[start]

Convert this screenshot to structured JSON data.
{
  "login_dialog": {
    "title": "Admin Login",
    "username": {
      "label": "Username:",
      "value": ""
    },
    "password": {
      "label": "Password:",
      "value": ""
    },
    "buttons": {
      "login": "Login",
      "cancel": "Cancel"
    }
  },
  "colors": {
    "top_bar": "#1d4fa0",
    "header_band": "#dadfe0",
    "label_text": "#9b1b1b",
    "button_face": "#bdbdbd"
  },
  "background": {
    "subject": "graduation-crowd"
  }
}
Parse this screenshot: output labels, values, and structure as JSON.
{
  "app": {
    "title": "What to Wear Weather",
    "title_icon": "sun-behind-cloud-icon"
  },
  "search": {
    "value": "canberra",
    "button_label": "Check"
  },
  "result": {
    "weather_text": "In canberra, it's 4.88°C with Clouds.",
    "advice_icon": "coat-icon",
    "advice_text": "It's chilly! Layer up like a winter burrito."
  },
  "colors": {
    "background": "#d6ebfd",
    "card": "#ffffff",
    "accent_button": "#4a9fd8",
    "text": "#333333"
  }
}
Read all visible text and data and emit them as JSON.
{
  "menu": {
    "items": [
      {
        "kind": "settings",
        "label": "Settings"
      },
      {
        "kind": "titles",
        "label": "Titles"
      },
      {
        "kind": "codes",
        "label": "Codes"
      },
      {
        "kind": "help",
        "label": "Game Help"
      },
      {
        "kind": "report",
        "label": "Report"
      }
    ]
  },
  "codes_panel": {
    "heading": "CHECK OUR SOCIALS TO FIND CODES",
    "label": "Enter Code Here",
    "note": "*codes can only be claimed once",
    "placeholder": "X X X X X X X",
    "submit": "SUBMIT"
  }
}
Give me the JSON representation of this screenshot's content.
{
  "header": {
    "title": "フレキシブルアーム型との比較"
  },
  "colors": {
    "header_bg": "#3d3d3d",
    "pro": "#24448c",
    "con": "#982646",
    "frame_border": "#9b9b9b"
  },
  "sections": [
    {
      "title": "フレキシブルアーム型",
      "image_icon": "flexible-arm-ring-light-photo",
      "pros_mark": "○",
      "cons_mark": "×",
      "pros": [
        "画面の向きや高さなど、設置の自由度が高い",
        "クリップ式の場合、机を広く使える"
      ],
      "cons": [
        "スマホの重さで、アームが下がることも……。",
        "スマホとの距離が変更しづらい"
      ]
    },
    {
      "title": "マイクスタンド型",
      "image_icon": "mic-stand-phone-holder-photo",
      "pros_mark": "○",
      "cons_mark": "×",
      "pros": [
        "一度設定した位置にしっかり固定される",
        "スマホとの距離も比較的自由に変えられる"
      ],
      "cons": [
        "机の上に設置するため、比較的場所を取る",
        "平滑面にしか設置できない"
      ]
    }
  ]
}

[end]

*DIRECTION*:
Each line containing the word "screenshot" counts once; report the total alone.

*ANSWER*:
3